— START OF Given data —
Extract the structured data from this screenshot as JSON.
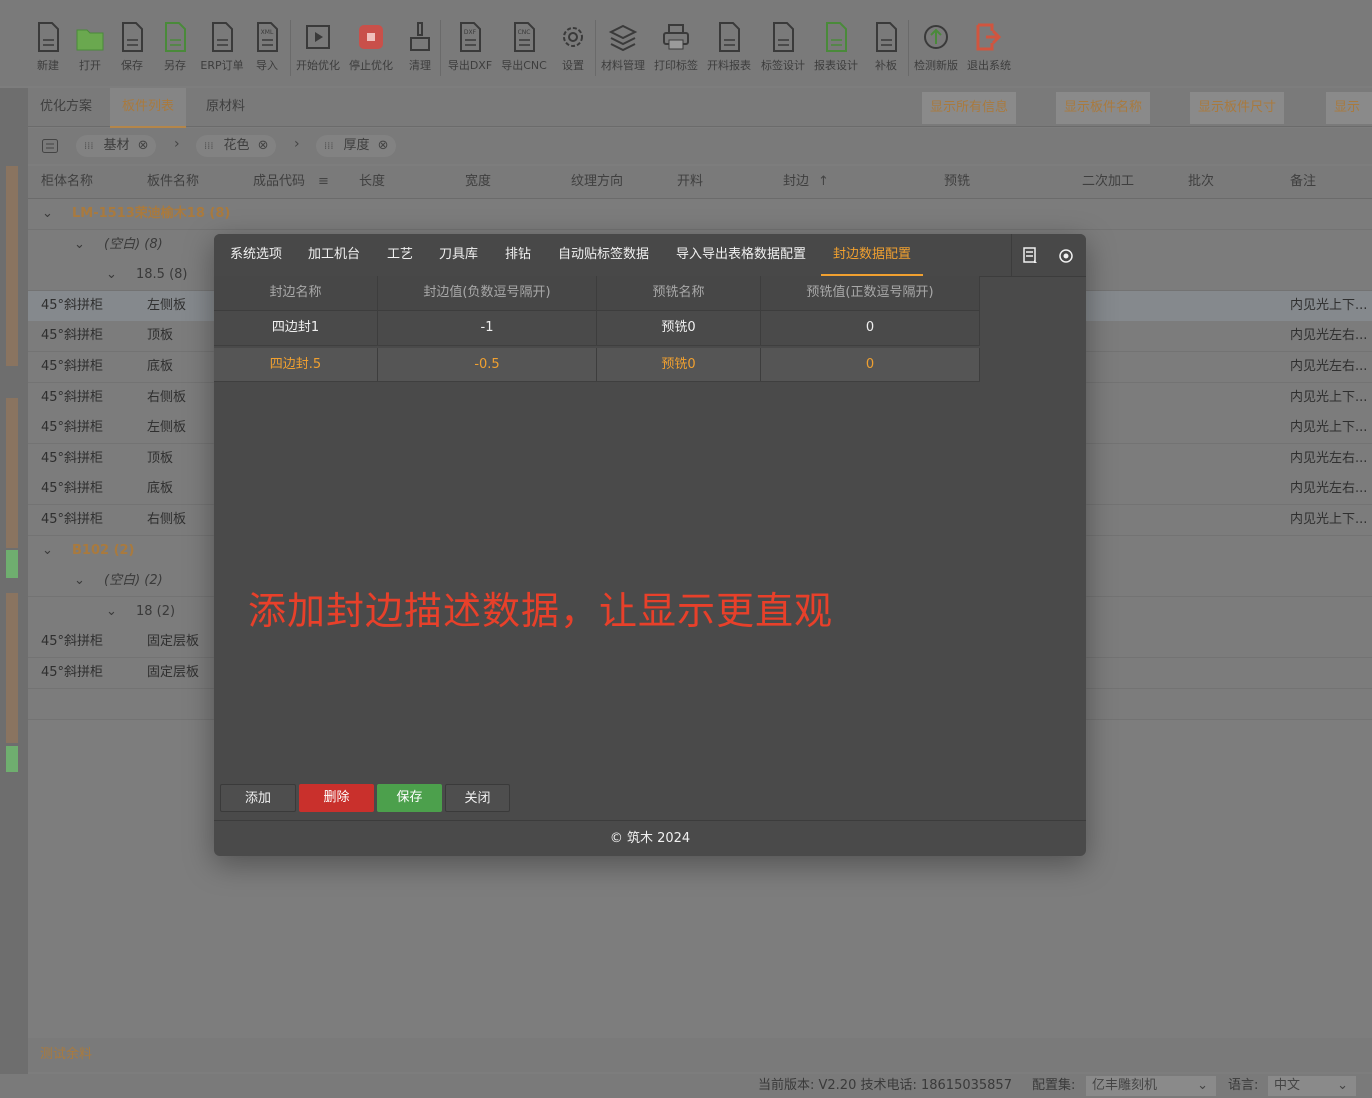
{
  "toolbar": {
    "items": [
      {
        "label": "新建",
        "icon": "new-file-icon"
      },
      {
        "label": "打开",
        "icon": "folder-open-icon"
      },
      {
        "label": "保存",
        "icon": "save-icon"
      },
      {
        "label": "另存",
        "icon": "save-as-icon"
      },
      {
        "label": "ERP订单",
        "icon": "erp-order-icon"
      },
      {
        "label": "导入",
        "icon": "xml-import-icon"
      },
      {
        "label": "开始优化",
        "icon": "play-icon"
      },
      {
        "label": "停止优化",
        "icon": "stop-icon"
      },
      {
        "label": "清理",
        "icon": "brush-icon"
      },
      {
        "label": "导出DXF",
        "icon": "dxf-export-icon"
      },
      {
        "label": "导出CNC",
        "icon": "cnc-export-icon"
      },
      {
        "label": "设置",
        "icon": "gear-icon"
      },
      {
        "label": "材料管理",
        "icon": "layers-icon"
      },
      {
        "label": "打印标签",
        "icon": "printer-icon"
      },
      {
        "label": "开料报表",
        "icon": "cut-report-icon"
      },
      {
        "label": "标签设计",
        "icon": "barcode-icon"
      },
      {
        "label": "报表设计",
        "icon": "report-design-icon"
      },
      {
        "label": "补板",
        "icon": "patch-board-icon"
      },
      {
        "label": "检测新版",
        "icon": "update-icon"
      },
      {
        "label": "退出系统",
        "icon": "exit-icon"
      }
    ]
  },
  "tabs": {
    "items": [
      "优化方案",
      "板件列表",
      "原材料"
    ],
    "active": 1
  },
  "show_buttons": [
    "显示所有信息",
    "显示板件名称",
    "显示板件尺寸",
    "显示开"
  ],
  "filters": {
    "chips": [
      "基材",
      "花色",
      "厚度"
    ]
  },
  "table": {
    "headers": [
      "柜体名称",
      "板件名称",
      "成品代码",
      "长度",
      "宽度",
      "纹理方向",
      "开料",
      "封边",
      "预铣",
      "二次加工",
      "批次",
      "备注"
    ],
    "rows": [
      {
        "kind": "group",
        "level": 0,
        "label": "LM-1513荣迪榆木18 (8)"
      },
      {
        "kind": "sub",
        "level": 1,
        "label": "(空白) (8)"
      },
      {
        "kind": "sub",
        "level": 2,
        "label": "18.5 (8)"
      },
      {
        "kind": "data",
        "cabinet": "45°斜拼柜",
        "board": "左侧板",
        "note": "内见光上下...",
        "hl": true
      },
      {
        "kind": "data",
        "cabinet": "45°斜拼柜",
        "board": "顶板",
        "note": "内见光左右..."
      },
      {
        "kind": "data",
        "cabinet": "45°斜拼柜",
        "board": "底板",
        "note": "内见光左右..."
      },
      {
        "kind": "data",
        "cabinet": "45°斜拼柜",
        "board": "右侧板",
        "note": "内见光上下..."
      },
      {
        "kind": "data",
        "cabinet": "45°斜拼柜",
        "board": "左侧板",
        "note": "内见光上下..."
      },
      {
        "kind": "data",
        "cabinet": "45°斜拼柜",
        "board": "顶板",
        "note": "内见光左右..."
      },
      {
        "kind": "data",
        "cabinet": "45°斜拼柜",
        "board": "底板",
        "note": "内见光左右..."
      },
      {
        "kind": "data",
        "cabinet": "45°斜拼柜",
        "board": "右侧板",
        "note": "内见光上下..."
      },
      {
        "kind": "group",
        "level": 0,
        "label": "B102 (2)"
      },
      {
        "kind": "sub",
        "level": 1,
        "label": "(空白) (2)"
      },
      {
        "kind": "sub",
        "level": 2,
        "label": "18 (2)"
      },
      {
        "kind": "data",
        "cabinet": "45°斜拼柜",
        "board": "固定层板",
        "note": ""
      },
      {
        "kind": "data",
        "cabinet": "45°斜拼柜",
        "board": "固定层板",
        "note": ""
      }
    ]
  },
  "bottom": {
    "label": "测试余料"
  },
  "status": {
    "version": "当前版本: V2.20 技术电话: 18615035857",
    "config_label": "配置集:",
    "config_value": "亿丰雕刻机",
    "lang_label": "语言:",
    "lang_value": "中文"
  },
  "dialog": {
    "tabs": [
      "系统选项",
      "加工机台",
      "工艺",
      "刀具库",
      "排钻",
      "自动贴标签数据",
      "导入导出表格数据配置",
      "封边数据配置"
    ],
    "active_tab": 7,
    "columns": [
      "封边名称",
      "封边值(负数逗号隔开)",
      "预铣名称",
      "预铣值(正数逗号隔开)"
    ],
    "rows": [
      {
        "name": "四边封1",
        "value": "-1",
        "mill_name": "预铣0",
        "mill_value": "0"
      },
      {
        "name": "四边封.5",
        "value": "-0.5",
        "mill_name": "预铣0",
        "mill_value": "0",
        "selected": true
      }
    ],
    "notice": "添加封边描述数据，让显示更直观",
    "buttons": {
      "add": "添加",
      "delete": "删除",
      "save": "保存",
      "close": "关闭"
    },
    "footer": "© 筑木 2024"
  },
  "colors": {
    "accent": "#f0a030",
    "danger": "#c9302c",
    "success": "#4ca04c",
    "notice": "#e8402a"
  }
}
— END OF Given data —
- **Set problem**: Find the number of lines in which the word "export" occurs, and write nothing but that number.

- **Solution to this exercise**: 2